Provided passage ->
The literature starts out from the premise that risk can be categorised into risk that is tradable, in the form of securities trading, and risk that is not tradable. Listed equities, which confer a right to the profits of a company after other liabilities have been paid, are an example of tradable, risky income. An individual’s future labour income is also uncertain, but cannot be traded in the same way as a security. Consequently, it is an example of non-tradable, risky income. It is also usual to consider the economic rent from natural resources as the net present value of non-tradable capital income.

A decision as to how much financial risk a household shall take and how it shall compose its portfolio of tradable, financial assets must, according to financial theory, be considered in connection with the quantities and characteristics of other, non-tradable income and assets, as well as what the resources are going to be used for. Such a balancing of the portfolio serves to maximise the welfare of the household, by optimising the ratio between expected risk and return in total wealth.

For a household it is appropriate to start out from an overall asset and liability balance sheet. The asset side will comprise capital and the estimated net present values of all future income (total wealth). Typical assets of a household will be real estate, financial assets such as equities and bank deposits, as well as future labour income. For a young household, future labour income will usually represent the main wealth component. For an older household, its home and financial assets will tend to be the main wealth components. The liability (debt) side of the balance sheet is the net present value of future liabilities, for example payment for the purchase of goods and services. Such net present values can be difficult to calculate in practise and with a high degree of precision. There must over time be assumed a balance between income and expenses. This implies that the net present value of future liabilities, in the form of purchase of goods and services, cannot exceed the net present value of future income.

Provided data ->
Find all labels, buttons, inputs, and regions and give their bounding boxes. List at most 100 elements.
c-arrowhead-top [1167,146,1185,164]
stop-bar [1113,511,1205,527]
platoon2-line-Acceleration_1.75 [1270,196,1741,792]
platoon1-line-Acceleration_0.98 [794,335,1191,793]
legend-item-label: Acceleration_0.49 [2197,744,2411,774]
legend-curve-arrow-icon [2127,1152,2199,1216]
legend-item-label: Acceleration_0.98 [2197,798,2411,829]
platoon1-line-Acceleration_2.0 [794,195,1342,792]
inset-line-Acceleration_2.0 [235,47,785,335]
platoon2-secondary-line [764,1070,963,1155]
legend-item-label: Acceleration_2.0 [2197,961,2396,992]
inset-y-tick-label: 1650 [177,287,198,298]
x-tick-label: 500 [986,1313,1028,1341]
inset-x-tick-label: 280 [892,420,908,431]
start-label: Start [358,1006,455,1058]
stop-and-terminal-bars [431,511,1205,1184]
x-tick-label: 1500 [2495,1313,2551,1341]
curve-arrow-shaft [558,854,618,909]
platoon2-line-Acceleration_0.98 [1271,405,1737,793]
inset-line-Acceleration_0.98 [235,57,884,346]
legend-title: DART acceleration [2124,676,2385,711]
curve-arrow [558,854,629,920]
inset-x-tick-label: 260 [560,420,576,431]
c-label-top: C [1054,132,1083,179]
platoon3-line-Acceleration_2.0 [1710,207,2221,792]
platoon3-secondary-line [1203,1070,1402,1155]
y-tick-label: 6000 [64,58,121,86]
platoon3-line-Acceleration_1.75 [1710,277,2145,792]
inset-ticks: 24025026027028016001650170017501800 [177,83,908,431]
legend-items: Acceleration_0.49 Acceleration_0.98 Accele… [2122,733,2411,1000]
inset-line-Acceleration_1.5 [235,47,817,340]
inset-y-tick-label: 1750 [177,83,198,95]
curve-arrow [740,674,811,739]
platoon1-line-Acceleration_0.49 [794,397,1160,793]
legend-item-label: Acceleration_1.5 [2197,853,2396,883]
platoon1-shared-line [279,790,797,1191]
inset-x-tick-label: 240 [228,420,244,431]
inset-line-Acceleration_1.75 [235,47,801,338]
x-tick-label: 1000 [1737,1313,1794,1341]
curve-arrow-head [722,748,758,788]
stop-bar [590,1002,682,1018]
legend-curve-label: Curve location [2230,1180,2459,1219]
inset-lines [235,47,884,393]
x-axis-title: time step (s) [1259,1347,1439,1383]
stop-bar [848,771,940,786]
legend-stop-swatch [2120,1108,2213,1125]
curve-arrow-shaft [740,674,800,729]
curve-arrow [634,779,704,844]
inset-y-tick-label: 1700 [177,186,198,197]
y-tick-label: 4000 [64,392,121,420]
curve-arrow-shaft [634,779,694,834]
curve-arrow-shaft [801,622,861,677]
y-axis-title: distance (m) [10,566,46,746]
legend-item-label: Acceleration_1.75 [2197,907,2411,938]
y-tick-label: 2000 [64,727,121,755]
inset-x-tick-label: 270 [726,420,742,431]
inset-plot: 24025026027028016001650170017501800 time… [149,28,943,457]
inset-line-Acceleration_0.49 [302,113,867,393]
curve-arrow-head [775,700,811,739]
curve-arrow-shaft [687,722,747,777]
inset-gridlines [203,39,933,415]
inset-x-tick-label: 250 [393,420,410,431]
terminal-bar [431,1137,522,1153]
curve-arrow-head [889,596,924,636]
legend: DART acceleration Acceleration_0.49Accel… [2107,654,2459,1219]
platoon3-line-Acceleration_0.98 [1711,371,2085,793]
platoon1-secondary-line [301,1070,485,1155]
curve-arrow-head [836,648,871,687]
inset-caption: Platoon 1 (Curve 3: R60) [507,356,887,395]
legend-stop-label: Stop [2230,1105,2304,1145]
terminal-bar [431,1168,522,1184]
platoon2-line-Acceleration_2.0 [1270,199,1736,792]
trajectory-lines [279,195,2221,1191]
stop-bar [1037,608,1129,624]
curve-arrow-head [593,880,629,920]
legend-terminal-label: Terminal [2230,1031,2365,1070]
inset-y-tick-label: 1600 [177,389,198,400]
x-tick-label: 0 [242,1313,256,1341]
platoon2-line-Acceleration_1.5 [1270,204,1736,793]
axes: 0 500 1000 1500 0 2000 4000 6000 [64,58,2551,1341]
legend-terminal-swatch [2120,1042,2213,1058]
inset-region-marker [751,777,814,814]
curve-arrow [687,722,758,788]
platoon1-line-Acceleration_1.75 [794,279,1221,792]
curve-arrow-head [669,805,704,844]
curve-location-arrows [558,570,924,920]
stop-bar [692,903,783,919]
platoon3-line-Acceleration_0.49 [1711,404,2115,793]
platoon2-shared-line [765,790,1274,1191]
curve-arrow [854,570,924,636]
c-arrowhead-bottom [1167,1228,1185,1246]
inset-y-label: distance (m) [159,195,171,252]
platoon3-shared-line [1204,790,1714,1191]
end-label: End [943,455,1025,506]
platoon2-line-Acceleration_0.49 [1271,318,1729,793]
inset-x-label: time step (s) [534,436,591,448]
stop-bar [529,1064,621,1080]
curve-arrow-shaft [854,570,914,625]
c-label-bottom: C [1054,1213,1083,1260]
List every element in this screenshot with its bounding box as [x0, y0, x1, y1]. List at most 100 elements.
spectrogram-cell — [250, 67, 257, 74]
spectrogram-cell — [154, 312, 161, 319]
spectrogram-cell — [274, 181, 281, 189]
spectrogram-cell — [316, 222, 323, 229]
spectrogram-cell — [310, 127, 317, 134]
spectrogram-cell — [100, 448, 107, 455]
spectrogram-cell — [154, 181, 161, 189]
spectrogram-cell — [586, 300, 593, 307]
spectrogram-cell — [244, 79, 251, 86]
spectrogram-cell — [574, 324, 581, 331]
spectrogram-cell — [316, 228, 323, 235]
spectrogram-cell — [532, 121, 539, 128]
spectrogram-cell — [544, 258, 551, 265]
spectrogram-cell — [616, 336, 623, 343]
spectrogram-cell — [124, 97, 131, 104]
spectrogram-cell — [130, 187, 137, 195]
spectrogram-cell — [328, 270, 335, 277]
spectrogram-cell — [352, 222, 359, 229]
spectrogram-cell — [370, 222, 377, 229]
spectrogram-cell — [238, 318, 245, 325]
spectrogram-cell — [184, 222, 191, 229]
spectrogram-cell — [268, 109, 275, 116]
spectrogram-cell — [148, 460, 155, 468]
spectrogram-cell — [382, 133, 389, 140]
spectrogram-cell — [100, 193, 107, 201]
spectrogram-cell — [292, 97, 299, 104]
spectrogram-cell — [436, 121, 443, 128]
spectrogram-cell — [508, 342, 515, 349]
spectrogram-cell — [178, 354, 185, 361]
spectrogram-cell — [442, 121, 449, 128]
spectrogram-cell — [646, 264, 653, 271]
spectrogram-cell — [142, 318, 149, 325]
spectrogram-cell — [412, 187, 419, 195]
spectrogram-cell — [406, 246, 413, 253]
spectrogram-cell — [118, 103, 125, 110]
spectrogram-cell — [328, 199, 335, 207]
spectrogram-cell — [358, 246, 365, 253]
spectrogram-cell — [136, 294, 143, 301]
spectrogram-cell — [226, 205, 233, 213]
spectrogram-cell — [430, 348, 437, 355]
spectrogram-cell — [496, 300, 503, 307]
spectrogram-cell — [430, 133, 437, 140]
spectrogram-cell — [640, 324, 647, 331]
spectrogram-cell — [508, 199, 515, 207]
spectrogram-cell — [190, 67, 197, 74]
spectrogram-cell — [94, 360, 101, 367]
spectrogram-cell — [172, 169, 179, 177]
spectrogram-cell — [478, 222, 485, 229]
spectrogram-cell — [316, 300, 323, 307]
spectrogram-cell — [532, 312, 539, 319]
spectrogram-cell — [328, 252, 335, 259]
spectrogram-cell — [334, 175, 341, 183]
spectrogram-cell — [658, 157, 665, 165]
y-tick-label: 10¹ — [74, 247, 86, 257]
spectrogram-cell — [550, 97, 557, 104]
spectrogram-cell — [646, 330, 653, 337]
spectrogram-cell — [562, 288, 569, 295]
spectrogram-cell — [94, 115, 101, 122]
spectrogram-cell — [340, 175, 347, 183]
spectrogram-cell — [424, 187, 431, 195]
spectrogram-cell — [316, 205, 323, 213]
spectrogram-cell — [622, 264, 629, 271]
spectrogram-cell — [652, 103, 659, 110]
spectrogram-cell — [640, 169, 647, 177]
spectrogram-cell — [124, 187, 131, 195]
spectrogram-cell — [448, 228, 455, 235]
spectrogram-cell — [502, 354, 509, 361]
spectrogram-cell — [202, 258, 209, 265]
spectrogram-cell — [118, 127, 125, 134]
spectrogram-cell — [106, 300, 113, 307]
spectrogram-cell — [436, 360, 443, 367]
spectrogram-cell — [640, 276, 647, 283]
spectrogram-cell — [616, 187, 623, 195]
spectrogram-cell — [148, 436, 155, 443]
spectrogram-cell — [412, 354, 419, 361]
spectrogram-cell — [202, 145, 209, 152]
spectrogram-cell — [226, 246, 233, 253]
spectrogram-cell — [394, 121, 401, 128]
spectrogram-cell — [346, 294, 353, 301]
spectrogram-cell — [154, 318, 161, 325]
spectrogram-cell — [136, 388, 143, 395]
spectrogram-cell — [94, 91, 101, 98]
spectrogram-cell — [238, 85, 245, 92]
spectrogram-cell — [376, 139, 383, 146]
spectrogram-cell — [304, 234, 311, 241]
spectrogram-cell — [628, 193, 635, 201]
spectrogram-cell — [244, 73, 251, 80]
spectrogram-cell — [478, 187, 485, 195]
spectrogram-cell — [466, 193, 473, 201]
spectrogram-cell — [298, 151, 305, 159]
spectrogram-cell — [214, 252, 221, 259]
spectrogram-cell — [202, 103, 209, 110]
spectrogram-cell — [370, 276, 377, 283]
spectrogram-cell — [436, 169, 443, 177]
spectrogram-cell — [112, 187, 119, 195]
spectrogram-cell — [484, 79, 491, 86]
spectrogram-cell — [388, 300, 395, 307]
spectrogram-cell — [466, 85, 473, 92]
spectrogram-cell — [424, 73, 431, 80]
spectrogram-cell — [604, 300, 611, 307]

Written problem A -> In the household finance passage, what usually makes up the main wealth component for a young household?
Written problem B -> Please say whether each statement agrees with the household finance passage: (i) Listed equities are an example of tradable, risky income. (ii) An individual's future labor income can be traded like a security. (iii) For an older household, future labor income tends to be the main wealth component.
The listing above comes from a separate source.

Expected answer A -> Future labor income.

Expected answer B ->
(i) Yes: "Listed equities, which confer a right to the profits of a company after other liabilities have been paid, are an example of tradable, risky income."
(ii) No: "cannot be traded in the same way as a security"
(iii) No: "For an older household, its home and financial assets will tend to be the main wealth components."